▶ **Material for the task**
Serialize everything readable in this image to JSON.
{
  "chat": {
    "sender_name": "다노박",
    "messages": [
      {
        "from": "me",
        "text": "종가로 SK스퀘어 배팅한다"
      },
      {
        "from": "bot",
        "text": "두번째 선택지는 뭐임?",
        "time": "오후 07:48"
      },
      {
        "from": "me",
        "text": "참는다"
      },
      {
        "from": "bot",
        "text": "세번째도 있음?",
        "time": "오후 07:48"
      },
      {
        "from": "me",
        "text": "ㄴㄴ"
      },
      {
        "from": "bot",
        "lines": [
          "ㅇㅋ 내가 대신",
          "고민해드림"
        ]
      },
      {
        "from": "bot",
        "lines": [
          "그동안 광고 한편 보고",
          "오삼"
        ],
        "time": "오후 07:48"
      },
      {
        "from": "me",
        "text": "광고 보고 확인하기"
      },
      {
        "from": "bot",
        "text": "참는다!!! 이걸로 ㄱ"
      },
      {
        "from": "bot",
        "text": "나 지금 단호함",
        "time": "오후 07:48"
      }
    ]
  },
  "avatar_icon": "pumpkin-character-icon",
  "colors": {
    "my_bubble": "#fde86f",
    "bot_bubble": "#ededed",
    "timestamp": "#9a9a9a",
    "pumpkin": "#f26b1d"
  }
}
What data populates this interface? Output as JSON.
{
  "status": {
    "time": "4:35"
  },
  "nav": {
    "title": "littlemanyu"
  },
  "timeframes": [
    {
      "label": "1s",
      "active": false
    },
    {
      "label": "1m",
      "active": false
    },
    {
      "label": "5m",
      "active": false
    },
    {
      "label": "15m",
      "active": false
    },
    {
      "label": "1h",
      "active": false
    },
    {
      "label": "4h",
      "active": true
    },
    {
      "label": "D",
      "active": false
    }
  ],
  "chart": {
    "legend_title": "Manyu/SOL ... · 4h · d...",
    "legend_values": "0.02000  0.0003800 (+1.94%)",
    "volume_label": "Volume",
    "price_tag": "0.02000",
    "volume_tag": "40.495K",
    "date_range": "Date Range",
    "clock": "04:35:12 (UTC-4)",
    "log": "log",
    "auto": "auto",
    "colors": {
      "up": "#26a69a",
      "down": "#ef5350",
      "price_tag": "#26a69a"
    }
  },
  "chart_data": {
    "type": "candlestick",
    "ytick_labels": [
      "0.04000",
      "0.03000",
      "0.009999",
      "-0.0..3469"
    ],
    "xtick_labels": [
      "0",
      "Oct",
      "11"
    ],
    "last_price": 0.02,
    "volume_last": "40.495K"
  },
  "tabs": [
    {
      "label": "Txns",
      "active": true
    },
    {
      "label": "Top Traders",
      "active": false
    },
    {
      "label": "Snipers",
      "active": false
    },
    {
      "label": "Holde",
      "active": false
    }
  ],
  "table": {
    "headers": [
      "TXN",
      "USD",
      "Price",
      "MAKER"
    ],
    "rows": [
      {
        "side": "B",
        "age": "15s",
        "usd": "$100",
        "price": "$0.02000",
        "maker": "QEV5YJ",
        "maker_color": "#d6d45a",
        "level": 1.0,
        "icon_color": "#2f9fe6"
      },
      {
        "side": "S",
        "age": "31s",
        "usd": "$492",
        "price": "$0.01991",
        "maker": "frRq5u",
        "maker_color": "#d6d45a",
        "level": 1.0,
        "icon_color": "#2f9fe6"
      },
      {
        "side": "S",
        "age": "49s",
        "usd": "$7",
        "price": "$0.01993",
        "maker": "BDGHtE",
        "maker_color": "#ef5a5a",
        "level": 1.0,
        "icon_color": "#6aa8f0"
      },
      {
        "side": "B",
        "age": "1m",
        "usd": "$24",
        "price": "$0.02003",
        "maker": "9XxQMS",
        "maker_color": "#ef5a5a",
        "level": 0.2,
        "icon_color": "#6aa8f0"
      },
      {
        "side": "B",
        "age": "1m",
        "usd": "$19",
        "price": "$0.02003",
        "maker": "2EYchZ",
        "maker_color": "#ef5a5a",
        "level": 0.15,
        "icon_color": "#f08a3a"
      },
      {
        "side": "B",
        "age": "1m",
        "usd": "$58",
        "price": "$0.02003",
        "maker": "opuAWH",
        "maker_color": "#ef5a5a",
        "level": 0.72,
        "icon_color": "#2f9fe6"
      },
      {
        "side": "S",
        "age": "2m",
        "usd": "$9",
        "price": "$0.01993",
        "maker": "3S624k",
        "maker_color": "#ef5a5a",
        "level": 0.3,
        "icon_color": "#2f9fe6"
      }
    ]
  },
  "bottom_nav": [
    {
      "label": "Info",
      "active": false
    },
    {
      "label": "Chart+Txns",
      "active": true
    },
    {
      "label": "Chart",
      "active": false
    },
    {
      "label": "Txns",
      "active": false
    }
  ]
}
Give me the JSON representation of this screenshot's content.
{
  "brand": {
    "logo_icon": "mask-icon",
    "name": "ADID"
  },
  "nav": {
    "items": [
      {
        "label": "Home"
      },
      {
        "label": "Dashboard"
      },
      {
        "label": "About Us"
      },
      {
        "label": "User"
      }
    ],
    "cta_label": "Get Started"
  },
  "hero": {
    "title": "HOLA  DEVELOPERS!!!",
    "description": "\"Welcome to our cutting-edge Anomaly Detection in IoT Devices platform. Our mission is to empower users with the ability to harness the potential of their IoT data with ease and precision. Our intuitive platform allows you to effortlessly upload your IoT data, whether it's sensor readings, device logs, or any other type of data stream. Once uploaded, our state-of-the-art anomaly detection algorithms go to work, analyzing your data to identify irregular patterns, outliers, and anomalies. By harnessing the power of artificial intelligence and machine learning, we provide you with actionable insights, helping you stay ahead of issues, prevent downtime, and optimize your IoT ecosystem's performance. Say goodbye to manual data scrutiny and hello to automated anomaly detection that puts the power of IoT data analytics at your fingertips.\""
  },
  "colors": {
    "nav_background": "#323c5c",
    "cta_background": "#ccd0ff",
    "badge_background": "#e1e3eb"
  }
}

▶ **Exercise**
Transcribe all the entries, keeping each one exactly as it is.

▶ **Written solution**
Serialize everything readable in this image to JSON.
{
  "chat": {
    "sender_name": "다노박",
    "messages": [
      {
        "from": "me",
        "text": "종가로 SK스퀘어 배팅한다"
      },
      {
        "from": "bot",
        "text": "두번째 선택지는 뭐임?",
        "time": "오후 07:48"
      },
      {
        "from": "me",
        "text": "참는다"
      },
      {
        "from": "bot",
        "text": "세번째도 있음?",
        "time": "오후 07:48"
      },
      {
        "from": "me",
        "text": "ㄴㄴ"
      },
      {
        "from": "bot",
        "lines": [
          "ㅇㅋ 내가 대신",
          "고민해드림"
        ]
      },
      {
        "from": "bot",
        "lines": [
          "그동안 광고 한편 보고",
          "오삼"
        ],
        "time": "오후 07:48"
      },
      {
        "from": "me",
        "text": "광고 보고 확인하기"
      },
      {
        "from": "bot",
        "text": "참는다!!! 이걸로 ㄱ"
      },
      {
        "from": "bot",
        "text": "나 지금 단호함",
        "time": "오후 07:48"
      }
    ]
  },
  "avatar_icon": "pumpkin-character-icon",
  "colors": {
    "my_bubble": "#fde86f",
    "bot_bubble": "#ededed",
    "timestamp": "#9a9a9a",
    "pumpkin": "#f26b1d"
  }
}
What data populates this interface? Output as JSON.
{
  "status": {
    "time": "4:35"
  },
  "nav": {
    "title": "littlemanyu"
  },
  "timeframes": [
    {
      "label": "1s",
      "active": false
    },
    {
      "label": "1m",
      "active": false
    },
    {
      "label": "5m",
      "active": false
    },
    {
      "label": "15m",
      "active": false
    },
    {
      "label": "1h",
      "active": false
    },
    {
      "label": "4h",
      "active": true
    },
    {
      "label": "D",
      "active": false
    }
  ],
  "chart": {
    "legend_title": "Manyu/SOL ... · 4h · d...",
    "legend_values": "0.02000  0.0003800 (+1.94%)",
    "volume_label": "Volume",
    "price_tag": "0.02000",
    "volume_tag": "40.495K",
    "date_range": "Date Range",
    "clock": "04:35:12 (UTC-4)",
    "log": "log",
    "auto": "auto",
    "colors": {
      "up": "#26a69a",
      "down": "#ef5350",
      "price_tag": "#26a69a"
    }
  },
  "chart_data": {
    "type": "candlestick",
    "ytick_labels": [
      "0.04000",
      "0.03000",
      "0.009999",
      "-0.0..3469"
    ],
    "xtick_labels": [
      "0",
      "Oct",
      "11"
    ],
    "last_price": 0.02,
    "volume_last": "40.495K"
  },
  "tabs": [
    {
      "label": "Txns",
      "active": true
    },
    {
      "label": "Top Traders",
      "active": false
    },
    {
      "label": "Snipers",
      "active": false
    },
    {
      "label": "Holde",
      "active": false
    }
  ],
  "table": {
    "headers": [
      "TXN",
      "USD",
      "Price",
      "MAKER"
    ],
    "rows": [
      {
        "side": "B",
        "age": "15s",
        "usd": "$100",
        "price": "$0.02000",
        "maker": "QEV5YJ",
        "maker_color": "#d6d45a",
        "level": 1.0,
        "icon_color": "#2f9fe6"
      },
      {
        "side": "S",
        "age": "31s",
        "usd": "$492",
        "price": "$0.01991",
        "maker": "frRq5u",
        "maker_color": "#d6d45a",
        "level": 1.0,
        "icon_color": "#2f9fe6"
      },
      {
        "side": "S",
        "age": "49s",
        "usd": "$7",
        "price": "$0.01993",
        "maker": "BDGHtE",
        "maker_color": "#ef5a5a",
        "level": 1.0,
        "icon_color": "#6aa8f0"
      },
      {
        "side": "B",
        "age": "1m",
        "usd": "$24",
        "price": "$0.02003",
        "maker": "9XxQMS",
        "maker_color": "#ef5a5a",
        "level": 0.2,
        "icon_color": "#6aa8f0"
      },
      {
        "side": "B",
        "age": "1m",
        "usd": "$19",
        "price": "$0.02003",
        "maker": "2EYchZ",
        "maker_color": "#ef5a5a",
        "level": 0.15,
        "icon_color": "#f08a3a"
      },
      {
        "side": "B",
        "age": "1m",
        "usd": "$58",
        "price": "$0.02003",
        "maker": "opuAWH",
        "maker_color": "#ef5a5a",
        "level": 0.72,
        "icon_color": "#2f9fe6"
      },
      {
        "side": "S",
        "age": "2m",
        "usd": "$9",
        "price": "$0.01993",
        "maker": "3S624k",
        "maker_color": "#ef5a5a",
        "level": 0.3,
        "icon_color": "#2f9fe6"
      }
    ]
  },
  "bottom_nav": [
    {
      "label": "Info",
      "active": false
    },
    {
      "label": "Chart+Txns",
      "active": true
    },
    {
      "label": "Chart",
      "active": false
    },
    {
      "label": "Txns",
      "active": false
    }
  ]
}
Give me the JSON representation of this screenshot's content.
{
  "brand": {
    "logo_icon": "mask-icon",
    "name": "ADID"
  },
  "nav": {
    "items": [
      {
        "label": "Home"
      },
      {
        "label": "Dashboard"
      },
      {
        "label": "About Us"
      },
      {
        "label": "User"
      }
    ],
    "cta_label": "Get Started"
  },
  "hero": {
    "title": "HOLA  DEVELOPERS!!!",
    "description": "\"Welcome to our cutting-edge Anomaly Detection in IoT Devices platform. Our mission is to empower users with the ability to harness the potential of their IoT data with ease and precision. Our intuitive platform allows you to effortlessly upload your IoT data, whether it's sensor readings, device logs, or any other type of data stream. Once uploaded, our state-of-the-art anomaly detection algorithms go to work, analyzing your data to identify irregular patterns, outliers, and anomalies. By harnessing the power of artificial intelligence and machine learning, we provide you with actionable insights, helping you stay ahead of issues, prevent downtime, and optimize your IoT ecosystem's performance. Say goodbye to manual data scrutiny and hello to automated anomaly detection that puts the power of IoT data analytics at your fingertips.\""
  },
  "colors": {
    "nav_background": "#323c5c",
    "cta_background": "#ccd0ff",
    "badge_background": "#e1e3eb"
  }
}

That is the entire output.